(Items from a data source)
■ ■ ■ ■ ■ ■ ■

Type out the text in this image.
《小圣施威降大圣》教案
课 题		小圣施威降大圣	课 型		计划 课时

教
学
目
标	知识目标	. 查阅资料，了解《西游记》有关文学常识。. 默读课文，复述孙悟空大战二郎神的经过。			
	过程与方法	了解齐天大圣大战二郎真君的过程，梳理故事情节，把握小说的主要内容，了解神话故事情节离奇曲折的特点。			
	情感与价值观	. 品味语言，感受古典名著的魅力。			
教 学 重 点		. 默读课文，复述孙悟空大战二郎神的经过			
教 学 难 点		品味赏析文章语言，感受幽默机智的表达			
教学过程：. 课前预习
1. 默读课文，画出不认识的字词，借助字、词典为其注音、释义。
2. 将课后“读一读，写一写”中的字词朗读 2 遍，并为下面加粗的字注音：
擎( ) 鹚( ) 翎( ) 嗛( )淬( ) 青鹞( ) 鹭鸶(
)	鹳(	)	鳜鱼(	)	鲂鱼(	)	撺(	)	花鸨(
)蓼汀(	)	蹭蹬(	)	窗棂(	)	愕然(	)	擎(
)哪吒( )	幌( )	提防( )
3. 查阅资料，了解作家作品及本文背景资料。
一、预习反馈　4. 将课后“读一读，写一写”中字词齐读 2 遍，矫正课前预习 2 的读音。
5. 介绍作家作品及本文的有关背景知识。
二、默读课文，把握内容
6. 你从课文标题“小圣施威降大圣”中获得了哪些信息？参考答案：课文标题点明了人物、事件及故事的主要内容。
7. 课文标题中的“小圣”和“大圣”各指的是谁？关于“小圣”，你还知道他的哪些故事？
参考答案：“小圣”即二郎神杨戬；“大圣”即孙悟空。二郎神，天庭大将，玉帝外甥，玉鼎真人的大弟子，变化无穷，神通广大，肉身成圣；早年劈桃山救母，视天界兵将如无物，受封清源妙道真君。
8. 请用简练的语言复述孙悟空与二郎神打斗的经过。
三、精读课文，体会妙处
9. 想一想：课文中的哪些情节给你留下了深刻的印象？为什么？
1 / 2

■ ■ ■ ■ ■ ■ ■

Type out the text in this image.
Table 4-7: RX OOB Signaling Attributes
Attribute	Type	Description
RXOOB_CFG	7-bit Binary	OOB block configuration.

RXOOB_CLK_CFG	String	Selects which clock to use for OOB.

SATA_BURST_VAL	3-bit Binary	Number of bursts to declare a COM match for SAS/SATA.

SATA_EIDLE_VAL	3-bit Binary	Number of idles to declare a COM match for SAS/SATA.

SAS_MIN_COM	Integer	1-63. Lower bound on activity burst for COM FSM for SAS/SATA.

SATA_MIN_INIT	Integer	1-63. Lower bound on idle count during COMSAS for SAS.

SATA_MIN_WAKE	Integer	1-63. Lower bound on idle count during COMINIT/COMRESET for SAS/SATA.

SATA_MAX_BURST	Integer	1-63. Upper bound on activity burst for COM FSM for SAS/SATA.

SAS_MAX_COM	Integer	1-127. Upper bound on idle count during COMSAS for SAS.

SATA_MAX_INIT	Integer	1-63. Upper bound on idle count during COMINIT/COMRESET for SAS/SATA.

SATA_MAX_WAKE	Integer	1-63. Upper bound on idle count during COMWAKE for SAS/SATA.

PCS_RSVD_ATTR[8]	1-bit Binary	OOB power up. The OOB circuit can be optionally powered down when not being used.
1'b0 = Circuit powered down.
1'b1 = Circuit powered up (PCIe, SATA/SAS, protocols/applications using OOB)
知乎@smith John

■ ■ ■ ■ ■ ■ ■

### Task prompt:
What is the number of lines that hold the string "COMRESET"? Give it alone.

### Answer for this exercise:
2